STATED TASK |
Pick out the lines containing "exefile".

SUPPLIED RECORDS |
# # # #
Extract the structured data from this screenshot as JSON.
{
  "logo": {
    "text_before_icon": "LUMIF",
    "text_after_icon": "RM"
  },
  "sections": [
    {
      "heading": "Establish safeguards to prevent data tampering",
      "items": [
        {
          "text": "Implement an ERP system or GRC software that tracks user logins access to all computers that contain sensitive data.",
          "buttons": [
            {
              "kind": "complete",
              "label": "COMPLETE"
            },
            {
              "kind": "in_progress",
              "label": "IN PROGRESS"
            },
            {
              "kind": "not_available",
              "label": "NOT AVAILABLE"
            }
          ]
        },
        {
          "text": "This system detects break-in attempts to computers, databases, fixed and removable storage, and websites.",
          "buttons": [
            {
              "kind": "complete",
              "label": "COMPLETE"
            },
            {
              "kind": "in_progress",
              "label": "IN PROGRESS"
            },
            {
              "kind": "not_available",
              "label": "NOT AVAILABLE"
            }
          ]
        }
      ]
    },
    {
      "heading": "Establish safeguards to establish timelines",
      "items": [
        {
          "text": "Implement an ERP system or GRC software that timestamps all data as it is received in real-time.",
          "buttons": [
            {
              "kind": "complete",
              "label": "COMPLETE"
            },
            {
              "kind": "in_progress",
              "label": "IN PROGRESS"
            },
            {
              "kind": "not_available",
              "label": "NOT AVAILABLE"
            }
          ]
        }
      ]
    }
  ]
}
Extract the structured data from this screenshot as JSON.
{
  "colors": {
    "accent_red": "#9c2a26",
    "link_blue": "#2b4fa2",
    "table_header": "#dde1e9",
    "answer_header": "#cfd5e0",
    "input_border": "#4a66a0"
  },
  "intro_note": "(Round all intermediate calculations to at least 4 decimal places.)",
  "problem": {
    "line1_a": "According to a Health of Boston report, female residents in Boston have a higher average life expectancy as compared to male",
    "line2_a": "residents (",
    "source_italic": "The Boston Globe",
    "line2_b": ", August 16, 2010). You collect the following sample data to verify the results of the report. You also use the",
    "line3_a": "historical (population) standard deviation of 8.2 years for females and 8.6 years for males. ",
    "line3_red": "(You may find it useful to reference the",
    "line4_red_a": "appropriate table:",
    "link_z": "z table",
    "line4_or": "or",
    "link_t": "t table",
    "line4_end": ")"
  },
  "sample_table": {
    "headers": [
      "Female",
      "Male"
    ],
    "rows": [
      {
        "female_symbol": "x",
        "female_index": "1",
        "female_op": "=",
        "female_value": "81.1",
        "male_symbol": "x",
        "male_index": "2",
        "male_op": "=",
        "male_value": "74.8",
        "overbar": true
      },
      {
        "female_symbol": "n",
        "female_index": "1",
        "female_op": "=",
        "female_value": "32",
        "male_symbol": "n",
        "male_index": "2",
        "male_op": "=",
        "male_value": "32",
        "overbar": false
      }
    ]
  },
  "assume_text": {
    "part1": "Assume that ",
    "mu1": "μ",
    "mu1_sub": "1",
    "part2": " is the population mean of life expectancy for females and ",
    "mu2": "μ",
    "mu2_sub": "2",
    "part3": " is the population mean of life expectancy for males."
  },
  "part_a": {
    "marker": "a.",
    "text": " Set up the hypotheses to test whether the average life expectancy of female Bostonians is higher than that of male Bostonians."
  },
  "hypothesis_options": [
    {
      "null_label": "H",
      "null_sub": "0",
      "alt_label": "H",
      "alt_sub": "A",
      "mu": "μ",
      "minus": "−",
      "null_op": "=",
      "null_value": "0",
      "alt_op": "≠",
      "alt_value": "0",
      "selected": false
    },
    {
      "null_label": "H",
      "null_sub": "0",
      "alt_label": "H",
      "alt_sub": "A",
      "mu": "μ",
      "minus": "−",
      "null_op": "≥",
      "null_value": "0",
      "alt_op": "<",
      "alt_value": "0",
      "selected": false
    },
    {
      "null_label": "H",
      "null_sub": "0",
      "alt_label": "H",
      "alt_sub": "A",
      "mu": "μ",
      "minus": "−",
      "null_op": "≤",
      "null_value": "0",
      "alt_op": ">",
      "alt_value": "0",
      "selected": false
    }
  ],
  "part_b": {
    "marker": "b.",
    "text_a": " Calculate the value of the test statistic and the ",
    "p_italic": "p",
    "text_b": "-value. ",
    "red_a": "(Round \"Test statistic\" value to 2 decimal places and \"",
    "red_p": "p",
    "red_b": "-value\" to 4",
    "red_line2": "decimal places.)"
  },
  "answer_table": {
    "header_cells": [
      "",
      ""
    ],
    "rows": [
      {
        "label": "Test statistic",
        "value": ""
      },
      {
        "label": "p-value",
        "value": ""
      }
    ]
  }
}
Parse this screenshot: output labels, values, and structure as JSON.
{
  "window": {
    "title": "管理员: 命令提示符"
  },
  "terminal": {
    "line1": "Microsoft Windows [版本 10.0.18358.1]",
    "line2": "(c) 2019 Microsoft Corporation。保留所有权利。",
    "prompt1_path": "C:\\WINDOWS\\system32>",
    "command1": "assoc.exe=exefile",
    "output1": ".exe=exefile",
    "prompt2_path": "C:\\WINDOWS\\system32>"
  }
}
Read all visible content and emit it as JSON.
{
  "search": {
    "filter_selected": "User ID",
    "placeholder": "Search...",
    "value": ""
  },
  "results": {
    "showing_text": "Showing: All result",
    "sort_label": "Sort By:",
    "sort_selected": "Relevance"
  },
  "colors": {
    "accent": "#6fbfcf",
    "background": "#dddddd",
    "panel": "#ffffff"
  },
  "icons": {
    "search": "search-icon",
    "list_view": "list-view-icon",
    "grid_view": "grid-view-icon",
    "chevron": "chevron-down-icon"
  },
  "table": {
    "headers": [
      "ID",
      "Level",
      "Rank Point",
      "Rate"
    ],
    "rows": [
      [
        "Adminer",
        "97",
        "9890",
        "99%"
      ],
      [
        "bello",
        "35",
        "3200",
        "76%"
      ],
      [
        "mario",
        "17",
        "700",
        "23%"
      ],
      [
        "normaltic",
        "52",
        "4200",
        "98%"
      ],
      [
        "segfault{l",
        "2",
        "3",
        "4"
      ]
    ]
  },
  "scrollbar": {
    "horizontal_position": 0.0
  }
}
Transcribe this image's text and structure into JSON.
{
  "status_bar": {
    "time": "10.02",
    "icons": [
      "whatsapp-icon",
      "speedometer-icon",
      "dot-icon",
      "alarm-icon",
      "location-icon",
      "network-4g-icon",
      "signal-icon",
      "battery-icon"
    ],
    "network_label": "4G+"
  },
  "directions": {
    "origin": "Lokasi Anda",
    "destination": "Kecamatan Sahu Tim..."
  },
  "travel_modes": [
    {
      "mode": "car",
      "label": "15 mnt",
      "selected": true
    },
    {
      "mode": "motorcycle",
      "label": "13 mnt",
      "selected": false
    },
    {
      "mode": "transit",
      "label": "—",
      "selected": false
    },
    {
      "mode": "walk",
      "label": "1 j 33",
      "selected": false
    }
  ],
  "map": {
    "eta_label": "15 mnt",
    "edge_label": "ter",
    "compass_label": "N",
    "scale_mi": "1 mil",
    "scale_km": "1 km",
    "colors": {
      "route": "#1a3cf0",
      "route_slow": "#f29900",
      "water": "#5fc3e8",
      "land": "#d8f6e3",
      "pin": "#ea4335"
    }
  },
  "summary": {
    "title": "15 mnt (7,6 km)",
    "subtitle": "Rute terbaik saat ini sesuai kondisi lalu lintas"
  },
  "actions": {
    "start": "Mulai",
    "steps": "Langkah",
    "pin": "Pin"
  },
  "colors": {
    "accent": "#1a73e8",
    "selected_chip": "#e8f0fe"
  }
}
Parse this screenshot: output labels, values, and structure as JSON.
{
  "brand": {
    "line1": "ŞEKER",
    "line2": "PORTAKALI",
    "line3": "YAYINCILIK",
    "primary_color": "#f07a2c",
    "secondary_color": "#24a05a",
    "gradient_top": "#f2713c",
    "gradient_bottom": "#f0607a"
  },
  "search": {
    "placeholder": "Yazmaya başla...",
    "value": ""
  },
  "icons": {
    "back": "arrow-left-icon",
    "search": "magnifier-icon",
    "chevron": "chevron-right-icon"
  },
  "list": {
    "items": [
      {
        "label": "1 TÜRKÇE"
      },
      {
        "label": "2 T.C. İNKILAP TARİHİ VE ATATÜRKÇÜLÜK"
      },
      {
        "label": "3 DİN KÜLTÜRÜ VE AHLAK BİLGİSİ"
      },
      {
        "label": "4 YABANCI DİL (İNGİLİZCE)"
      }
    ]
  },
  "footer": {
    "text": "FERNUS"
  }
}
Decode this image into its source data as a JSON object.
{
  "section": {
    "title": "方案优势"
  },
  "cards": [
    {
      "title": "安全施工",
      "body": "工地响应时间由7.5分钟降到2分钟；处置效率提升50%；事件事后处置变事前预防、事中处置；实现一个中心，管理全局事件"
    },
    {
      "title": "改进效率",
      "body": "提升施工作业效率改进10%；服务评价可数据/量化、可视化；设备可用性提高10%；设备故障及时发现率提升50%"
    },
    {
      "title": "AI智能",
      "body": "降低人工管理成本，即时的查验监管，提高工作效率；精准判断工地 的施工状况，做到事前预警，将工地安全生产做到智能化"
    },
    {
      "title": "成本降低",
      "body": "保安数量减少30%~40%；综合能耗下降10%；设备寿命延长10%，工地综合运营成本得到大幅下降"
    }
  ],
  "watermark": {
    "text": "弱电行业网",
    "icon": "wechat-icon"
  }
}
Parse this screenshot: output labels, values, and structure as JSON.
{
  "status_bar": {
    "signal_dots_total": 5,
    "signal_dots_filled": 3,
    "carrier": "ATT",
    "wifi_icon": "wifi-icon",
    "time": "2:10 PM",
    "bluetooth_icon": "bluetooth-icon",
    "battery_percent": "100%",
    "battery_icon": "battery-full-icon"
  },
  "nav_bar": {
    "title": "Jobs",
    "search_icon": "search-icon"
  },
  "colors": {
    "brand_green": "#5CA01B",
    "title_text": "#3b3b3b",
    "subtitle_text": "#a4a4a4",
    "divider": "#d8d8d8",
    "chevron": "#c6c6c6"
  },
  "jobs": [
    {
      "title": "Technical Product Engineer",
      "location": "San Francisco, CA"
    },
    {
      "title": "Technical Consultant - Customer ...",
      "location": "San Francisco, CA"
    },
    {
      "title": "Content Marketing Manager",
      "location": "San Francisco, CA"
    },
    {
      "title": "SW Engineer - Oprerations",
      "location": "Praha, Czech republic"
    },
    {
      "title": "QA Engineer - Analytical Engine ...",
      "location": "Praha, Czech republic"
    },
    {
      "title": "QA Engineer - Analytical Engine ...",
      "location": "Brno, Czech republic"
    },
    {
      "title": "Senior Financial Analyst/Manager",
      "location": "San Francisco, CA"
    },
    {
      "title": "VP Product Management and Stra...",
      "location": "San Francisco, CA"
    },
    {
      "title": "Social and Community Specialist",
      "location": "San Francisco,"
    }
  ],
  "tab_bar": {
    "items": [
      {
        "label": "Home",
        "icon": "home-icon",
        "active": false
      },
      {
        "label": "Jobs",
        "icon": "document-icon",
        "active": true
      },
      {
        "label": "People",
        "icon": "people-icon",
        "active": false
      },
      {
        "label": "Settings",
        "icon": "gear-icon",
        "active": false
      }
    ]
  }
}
# # # #
TASK OUTPUT |
    "command1": "assoc.exe=exefile",
    "output1": ".exe=exefile",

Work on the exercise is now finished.